**Work to be completed**
Gather all lines from the material that contain "Antal".

═════ Material for this exercise ═════

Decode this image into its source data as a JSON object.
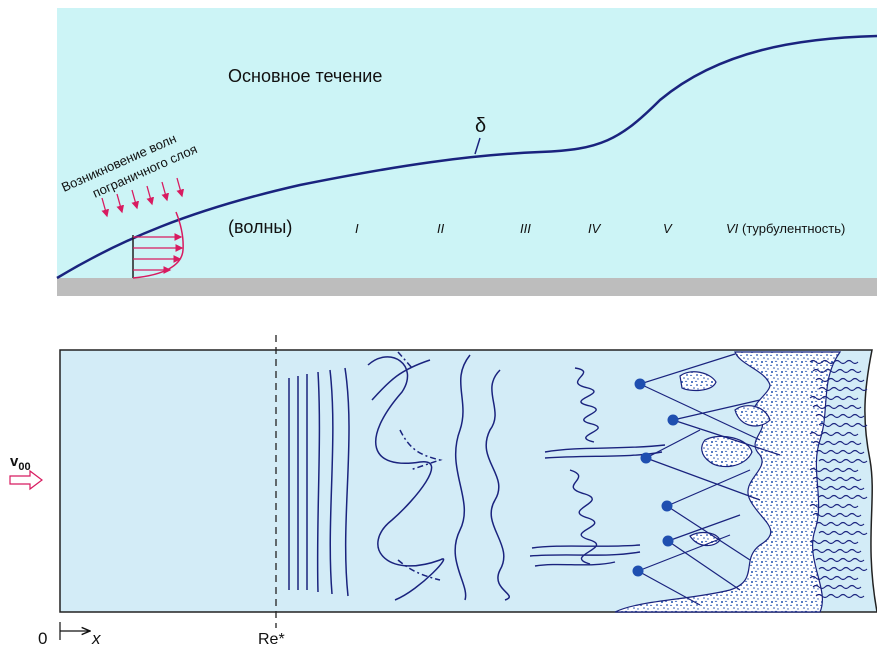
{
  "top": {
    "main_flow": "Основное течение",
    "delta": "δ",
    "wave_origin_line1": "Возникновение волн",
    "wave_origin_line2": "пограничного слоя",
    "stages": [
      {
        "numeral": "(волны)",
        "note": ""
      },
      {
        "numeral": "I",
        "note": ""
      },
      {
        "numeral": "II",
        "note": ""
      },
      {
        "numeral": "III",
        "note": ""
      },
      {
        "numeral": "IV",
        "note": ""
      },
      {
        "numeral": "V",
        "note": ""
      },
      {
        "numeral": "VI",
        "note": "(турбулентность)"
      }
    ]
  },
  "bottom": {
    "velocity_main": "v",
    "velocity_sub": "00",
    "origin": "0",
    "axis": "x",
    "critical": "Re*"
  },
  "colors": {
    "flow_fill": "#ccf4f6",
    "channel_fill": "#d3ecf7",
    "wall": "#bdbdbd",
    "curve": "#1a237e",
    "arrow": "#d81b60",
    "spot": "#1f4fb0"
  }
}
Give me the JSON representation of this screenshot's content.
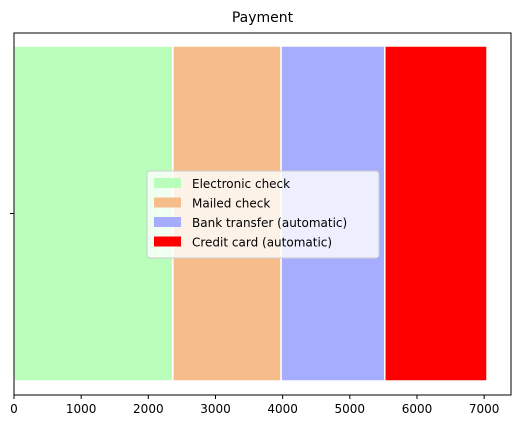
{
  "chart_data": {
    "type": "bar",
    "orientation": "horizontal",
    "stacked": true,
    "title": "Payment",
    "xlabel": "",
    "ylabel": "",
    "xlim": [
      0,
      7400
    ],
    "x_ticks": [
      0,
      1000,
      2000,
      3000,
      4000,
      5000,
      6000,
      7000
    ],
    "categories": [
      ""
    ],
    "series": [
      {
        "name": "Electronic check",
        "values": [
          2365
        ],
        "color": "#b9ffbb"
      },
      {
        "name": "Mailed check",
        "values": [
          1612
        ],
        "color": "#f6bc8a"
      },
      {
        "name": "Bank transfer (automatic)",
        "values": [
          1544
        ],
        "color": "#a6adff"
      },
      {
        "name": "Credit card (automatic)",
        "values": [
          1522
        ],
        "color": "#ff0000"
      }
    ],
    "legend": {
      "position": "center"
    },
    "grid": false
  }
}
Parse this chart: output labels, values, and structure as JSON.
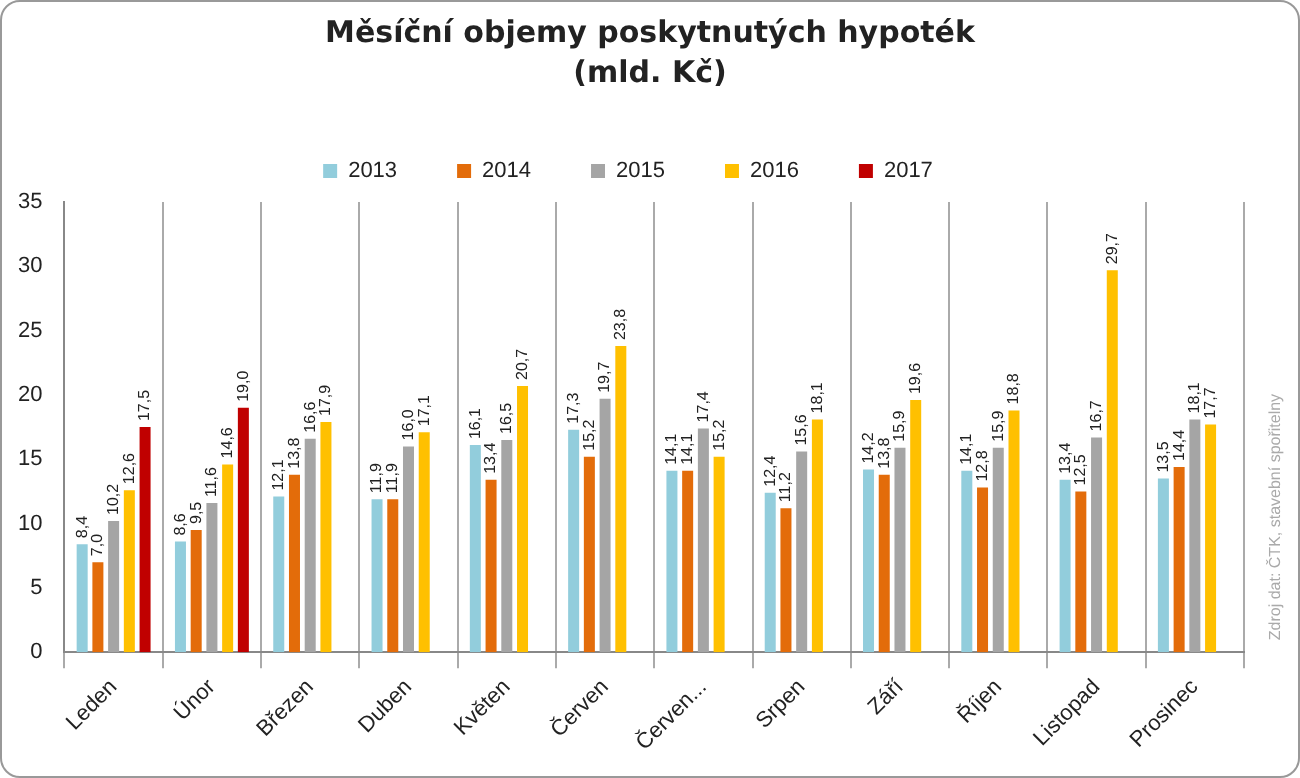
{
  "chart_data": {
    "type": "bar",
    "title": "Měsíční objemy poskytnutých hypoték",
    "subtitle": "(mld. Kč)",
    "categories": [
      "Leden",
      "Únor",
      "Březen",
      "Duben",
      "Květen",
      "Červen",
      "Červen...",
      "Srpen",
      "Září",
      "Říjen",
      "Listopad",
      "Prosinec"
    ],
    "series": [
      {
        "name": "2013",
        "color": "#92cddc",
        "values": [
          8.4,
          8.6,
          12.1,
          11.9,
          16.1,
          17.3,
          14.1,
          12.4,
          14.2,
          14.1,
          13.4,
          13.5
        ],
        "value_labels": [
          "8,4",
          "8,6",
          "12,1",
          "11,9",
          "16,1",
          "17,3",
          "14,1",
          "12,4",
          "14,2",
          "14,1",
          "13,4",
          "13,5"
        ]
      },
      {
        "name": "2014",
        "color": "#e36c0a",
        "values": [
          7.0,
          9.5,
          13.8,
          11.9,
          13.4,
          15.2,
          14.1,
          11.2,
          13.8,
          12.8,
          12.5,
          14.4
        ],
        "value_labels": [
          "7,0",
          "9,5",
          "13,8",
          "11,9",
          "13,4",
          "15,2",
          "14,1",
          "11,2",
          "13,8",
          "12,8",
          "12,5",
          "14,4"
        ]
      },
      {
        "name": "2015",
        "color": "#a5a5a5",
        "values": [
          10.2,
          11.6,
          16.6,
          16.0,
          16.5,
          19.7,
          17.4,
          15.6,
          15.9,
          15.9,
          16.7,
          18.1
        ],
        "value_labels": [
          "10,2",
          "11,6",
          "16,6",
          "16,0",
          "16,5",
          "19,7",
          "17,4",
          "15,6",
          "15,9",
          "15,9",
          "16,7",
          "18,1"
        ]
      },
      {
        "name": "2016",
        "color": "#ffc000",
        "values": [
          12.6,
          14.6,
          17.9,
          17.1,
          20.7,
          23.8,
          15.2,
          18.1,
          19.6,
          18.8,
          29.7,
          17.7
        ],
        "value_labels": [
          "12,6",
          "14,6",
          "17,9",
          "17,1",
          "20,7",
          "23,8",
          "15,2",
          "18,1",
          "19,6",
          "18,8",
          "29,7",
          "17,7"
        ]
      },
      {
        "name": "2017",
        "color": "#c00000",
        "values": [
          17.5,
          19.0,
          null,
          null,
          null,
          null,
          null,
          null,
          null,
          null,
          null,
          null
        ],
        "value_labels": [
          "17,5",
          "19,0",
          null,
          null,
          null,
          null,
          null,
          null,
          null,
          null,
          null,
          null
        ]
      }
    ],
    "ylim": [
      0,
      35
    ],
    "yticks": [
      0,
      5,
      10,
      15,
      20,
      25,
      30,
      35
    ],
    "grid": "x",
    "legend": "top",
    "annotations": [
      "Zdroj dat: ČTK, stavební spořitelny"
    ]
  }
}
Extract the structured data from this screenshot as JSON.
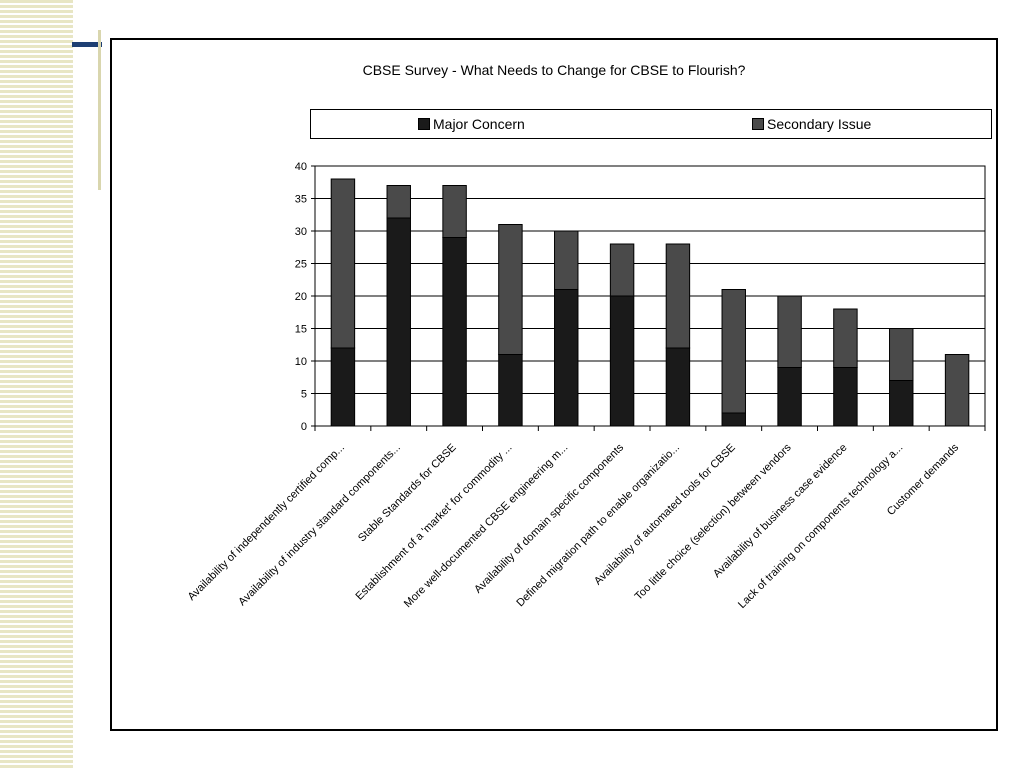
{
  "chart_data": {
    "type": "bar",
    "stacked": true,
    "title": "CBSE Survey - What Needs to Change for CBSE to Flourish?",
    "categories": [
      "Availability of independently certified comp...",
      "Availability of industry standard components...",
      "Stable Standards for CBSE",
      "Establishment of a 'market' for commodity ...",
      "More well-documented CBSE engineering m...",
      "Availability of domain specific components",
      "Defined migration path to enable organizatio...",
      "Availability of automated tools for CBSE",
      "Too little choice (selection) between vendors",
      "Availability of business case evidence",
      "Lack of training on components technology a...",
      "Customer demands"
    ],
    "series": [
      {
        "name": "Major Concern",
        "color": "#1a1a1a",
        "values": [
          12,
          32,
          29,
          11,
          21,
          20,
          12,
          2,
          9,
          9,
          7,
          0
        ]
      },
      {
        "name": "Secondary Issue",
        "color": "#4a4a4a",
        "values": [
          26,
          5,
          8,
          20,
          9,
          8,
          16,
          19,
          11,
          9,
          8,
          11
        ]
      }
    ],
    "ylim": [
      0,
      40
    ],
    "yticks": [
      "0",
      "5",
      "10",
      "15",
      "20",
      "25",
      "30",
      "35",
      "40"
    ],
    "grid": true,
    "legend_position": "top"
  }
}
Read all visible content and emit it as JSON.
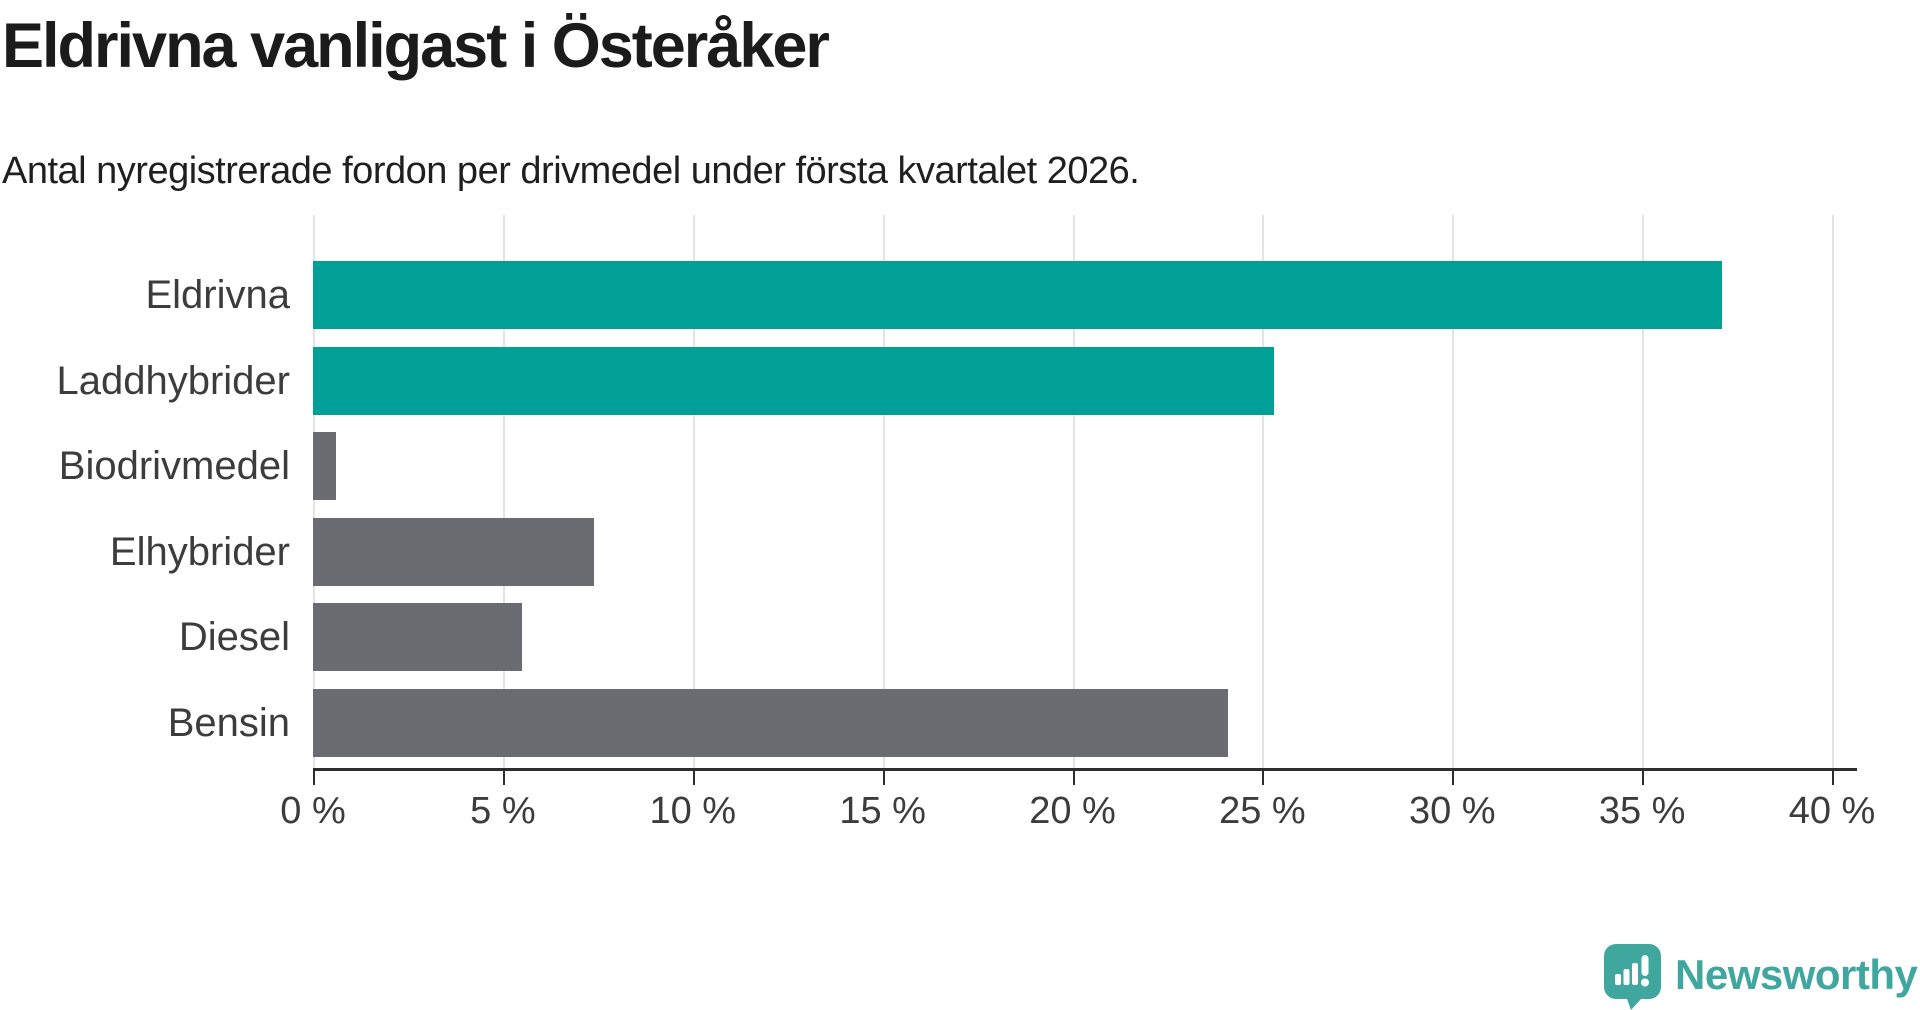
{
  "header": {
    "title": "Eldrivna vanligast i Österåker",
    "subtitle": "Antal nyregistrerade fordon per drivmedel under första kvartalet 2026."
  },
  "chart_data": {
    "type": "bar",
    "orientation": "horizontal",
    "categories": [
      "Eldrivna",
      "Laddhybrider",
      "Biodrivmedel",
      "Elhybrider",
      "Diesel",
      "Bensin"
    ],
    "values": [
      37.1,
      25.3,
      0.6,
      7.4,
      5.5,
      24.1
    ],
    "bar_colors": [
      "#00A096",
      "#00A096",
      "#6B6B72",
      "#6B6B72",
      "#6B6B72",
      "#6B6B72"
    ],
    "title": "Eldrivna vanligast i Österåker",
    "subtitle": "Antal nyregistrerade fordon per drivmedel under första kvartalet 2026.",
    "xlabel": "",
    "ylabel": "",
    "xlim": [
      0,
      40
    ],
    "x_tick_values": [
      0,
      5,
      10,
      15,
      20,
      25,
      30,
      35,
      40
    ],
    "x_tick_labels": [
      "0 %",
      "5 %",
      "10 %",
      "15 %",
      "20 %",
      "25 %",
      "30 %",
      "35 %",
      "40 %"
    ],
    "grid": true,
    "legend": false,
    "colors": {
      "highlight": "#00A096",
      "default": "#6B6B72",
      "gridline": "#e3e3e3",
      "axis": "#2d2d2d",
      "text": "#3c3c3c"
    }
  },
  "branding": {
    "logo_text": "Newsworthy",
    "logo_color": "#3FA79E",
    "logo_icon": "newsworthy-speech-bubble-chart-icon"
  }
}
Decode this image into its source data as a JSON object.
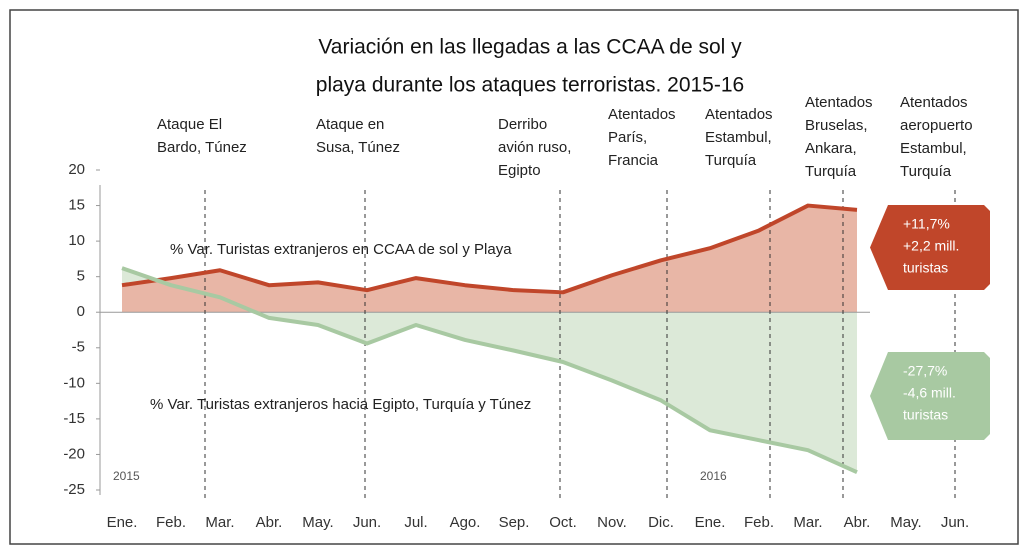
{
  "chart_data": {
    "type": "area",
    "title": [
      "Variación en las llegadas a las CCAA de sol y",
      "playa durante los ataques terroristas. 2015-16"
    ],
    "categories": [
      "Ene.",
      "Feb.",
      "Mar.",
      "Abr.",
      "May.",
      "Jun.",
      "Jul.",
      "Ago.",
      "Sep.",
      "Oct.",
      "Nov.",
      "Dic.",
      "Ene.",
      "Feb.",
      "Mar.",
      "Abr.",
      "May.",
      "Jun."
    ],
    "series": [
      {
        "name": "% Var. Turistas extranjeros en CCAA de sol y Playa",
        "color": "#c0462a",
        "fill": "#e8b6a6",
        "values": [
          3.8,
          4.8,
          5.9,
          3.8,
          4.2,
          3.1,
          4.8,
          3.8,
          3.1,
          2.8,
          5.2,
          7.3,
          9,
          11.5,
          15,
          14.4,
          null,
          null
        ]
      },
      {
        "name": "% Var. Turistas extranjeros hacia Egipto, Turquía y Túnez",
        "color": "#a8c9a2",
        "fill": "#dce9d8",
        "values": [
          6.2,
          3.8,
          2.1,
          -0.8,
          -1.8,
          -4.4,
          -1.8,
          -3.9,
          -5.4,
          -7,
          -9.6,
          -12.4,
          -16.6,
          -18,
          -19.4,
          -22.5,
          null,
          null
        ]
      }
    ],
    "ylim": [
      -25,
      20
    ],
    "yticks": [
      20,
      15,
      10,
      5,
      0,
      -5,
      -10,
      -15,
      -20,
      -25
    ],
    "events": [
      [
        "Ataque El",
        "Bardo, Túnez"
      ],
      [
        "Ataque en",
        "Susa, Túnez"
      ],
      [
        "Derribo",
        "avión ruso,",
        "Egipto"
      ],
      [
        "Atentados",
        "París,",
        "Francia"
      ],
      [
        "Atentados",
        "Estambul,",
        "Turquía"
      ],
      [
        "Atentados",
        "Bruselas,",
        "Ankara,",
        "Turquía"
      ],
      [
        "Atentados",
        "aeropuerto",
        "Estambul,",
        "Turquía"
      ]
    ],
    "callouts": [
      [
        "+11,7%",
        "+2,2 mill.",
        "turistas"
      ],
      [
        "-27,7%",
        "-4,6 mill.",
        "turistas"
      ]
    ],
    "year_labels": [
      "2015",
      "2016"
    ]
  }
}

═════

**Task response**
    "subtitle": "Antal nyregistrerade fordon per drivmedel under första kvartalet 2026."
    "subtitle": "Antal nyregistrerade fordon per drivmedel under första kvartalet 2026.",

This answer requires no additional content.